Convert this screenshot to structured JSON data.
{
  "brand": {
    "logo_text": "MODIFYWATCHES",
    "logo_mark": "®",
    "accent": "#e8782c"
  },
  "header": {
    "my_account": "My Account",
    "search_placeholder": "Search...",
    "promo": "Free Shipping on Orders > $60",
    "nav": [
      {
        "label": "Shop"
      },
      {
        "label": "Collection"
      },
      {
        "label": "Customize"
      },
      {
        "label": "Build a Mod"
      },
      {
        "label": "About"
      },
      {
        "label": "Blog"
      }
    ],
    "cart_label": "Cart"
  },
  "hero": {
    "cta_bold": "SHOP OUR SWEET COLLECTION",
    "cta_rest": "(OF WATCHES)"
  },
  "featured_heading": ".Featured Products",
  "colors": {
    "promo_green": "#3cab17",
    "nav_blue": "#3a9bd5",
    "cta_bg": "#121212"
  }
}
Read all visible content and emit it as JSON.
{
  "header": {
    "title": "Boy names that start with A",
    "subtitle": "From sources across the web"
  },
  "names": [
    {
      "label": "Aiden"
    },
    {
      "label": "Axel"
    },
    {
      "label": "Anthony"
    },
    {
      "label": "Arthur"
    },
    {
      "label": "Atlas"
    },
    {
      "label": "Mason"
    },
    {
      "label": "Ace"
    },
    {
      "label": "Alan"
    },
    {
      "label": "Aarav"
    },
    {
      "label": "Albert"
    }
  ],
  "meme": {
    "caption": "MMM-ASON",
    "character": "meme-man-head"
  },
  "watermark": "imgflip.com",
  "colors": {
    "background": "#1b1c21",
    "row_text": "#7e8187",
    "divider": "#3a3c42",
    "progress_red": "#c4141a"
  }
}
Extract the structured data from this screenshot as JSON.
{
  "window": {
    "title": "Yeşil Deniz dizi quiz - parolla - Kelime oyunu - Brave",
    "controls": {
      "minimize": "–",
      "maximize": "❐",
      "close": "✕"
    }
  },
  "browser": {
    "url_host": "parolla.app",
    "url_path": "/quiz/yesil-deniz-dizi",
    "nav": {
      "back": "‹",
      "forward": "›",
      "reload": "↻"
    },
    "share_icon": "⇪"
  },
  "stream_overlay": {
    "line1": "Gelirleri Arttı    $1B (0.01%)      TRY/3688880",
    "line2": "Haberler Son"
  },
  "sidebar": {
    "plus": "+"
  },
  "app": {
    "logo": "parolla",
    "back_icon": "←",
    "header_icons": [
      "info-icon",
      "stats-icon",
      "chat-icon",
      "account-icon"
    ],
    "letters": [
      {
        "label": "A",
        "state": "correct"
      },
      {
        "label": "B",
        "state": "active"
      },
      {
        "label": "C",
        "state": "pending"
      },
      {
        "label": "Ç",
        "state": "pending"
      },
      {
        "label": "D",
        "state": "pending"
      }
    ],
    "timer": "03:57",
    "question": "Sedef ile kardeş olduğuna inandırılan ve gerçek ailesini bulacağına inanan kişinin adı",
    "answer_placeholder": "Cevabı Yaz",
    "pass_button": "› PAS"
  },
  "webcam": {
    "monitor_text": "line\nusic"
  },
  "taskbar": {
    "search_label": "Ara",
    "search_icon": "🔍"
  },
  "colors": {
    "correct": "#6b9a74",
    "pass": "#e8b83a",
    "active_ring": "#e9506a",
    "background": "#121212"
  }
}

» **What is required**
Restate the whole of the material exactly.

» **Completed exercise**
Convert this screenshot to structured JSON data.
{
  "brand": {
    "logo_text": "MODIFYWATCHES",
    "logo_mark": "®",
    "accent": "#e8782c"
  },
  "header": {
    "my_account": "My Account",
    "search_placeholder": "Search...",
    "promo": "Free Shipping on Orders > $60",
    "nav": [
      {
        "label": "Shop"
      },
      {
        "label": "Collection"
      },
      {
        "label": "Customize"
      },
      {
        "label": "Build a Mod"
      },
      {
        "label": "About"
      },
      {
        "label": "Blog"
      }
    ],
    "cart_label": "Cart"
  },
  "hero": {
    "cta_bold": "SHOP OUR SWEET COLLECTION",
    "cta_rest": "(OF WATCHES)"
  },
  "featured_heading": ".Featured Products",
  "colors": {
    "promo_green": "#3cab17",
    "nav_blue": "#3a9bd5",
    "cta_bg": "#121212"
  }
}
Read all visible content and emit it as JSON.
{
  "header": {
    "title": "Boy names that start with A",
    "subtitle": "From sources across the web"
  },
  "names": [
    {
      "label": "Aiden"
    },
    {
      "label": "Axel"
    },
    {
      "label": "Anthony"
    },
    {
      "label": "Arthur"
    },
    {
      "label": "Atlas"
    },
    {
      "label": "Mason"
    },
    {
      "label": "Ace"
    },
    {
      "label": "Alan"
    },
    {
      "label": "Aarav"
    },
    {
      "label": "Albert"
    }
  ],
  "meme": {
    "caption": "MMM-ASON",
    "character": "meme-man-head"
  },
  "watermark": "imgflip.com",
  "colors": {
    "background": "#1b1c21",
    "row_text": "#7e8187",
    "divider": "#3a3c42",
    "progress_red": "#c4141a"
  }
}
Extract the structured data from this screenshot as JSON.
{
  "window": {
    "title": "Yeşil Deniz dizi quiz - parolla - Kelime oyunu - Brave",
    "controls": {
      "minimize": "–",
      "maximize": "❐",
      "close": "✕"
    }
  },
  "browser": {
    "url_host": "parolla.app",
    "url_path": "/quiz/yesil-deniz-dizi",
    "nav": {
      "back": "‹",
      "forward": "›",
      "reload": "↻"
    },
    "share_icon": "⇪"
  },
  "stream_overlay": {
    "line1": "Gelirleri Arttı    $1B (0.01%)      TRY/3688880",
    "line2": "Haberler Son"
  },
  "sidebar": {
    "plus": "+"
  },
  "app": {
    "logo": "parolla",
    "back_icon": "←",
    "header_icons": [
      "info-icon",
      "stats-icon",
      "chat-icon",
      "account-icon"
    ],
    "letters": [
      {
        "label": "A",
        "state": "correct"
      },
      {
        "label": "B",
        "state": "active"
      },
      {
        "label": "C",
        "state": "pending"
      },
      {
        "label": "Ç",
        "state": "pending"
      },
      {
        "label": "D",
        "state": "pending"
      }
    ],
    "timer": "03:57",
    "question": "Sedef ile kardeş olduğuna inandırılan ve gerçek ailesini bulacağına inanan kişinin adı",
    "answer_placeholder": "Cevabı Yaz",
    "pass_button": "› PAS"
  },
  "webcam": {
    "monitor_text": "line\nusic"
  },
  "taskbar": {
    "search_label": "Ara",
    "search_icon": "🔍"
  },
  "colors": {
    "correct": "#6b9a74",
    "pass": "#e8b83a",
    "active_ring": "#e9506a",
    "background": "#121212"
  }
}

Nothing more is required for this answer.